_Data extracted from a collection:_
========

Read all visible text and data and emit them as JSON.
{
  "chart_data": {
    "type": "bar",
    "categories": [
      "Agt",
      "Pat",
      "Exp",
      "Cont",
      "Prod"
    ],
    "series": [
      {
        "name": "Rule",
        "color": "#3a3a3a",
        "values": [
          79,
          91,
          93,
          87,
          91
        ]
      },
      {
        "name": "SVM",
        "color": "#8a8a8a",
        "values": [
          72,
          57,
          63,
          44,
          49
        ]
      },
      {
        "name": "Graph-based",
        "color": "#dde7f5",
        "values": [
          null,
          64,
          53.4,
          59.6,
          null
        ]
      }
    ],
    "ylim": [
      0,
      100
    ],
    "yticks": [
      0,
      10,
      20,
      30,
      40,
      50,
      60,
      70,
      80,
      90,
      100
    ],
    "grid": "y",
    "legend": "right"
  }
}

========

_INSTRUCTION:_ Repeat the material above in full, exactly as it stands.

_RESPONSE TO THIS TASK:_
Read all visible text and data and emit them as JSON.
{
  "chart_data": {
    "type": "bar",
    "categories": [
      "Agt",
      "Pat",
      "Exp",
      "Cont",
      "Prod"
    ],
    "series": [
      {
        "name": "Rule",
        "color": "#3a3a3a",
        "values": [
          79,
          91,
          93,
          87,
          91
        ]
      },
      {
        "name": "SVM",
        "color": "#8a8a8a",
        "values": [
          72,
          57,
          63,
          44,
          49
        ]
      },
      {
        "name": "Graph-based",
        "color": "#dde7f5",
        "values": [
          null,
          64,
          53.4,
          59.6,
          null
        ]
      }
    ],
    "ylim": [
      0,
      100
    ],
    "yticks": [
      0,
      10,
      20,
      30,
      40,
      50,
      60,
      70,
      80,
      90,
      100
    ],
    "grid": "y",
    "legend": "right"
  }
}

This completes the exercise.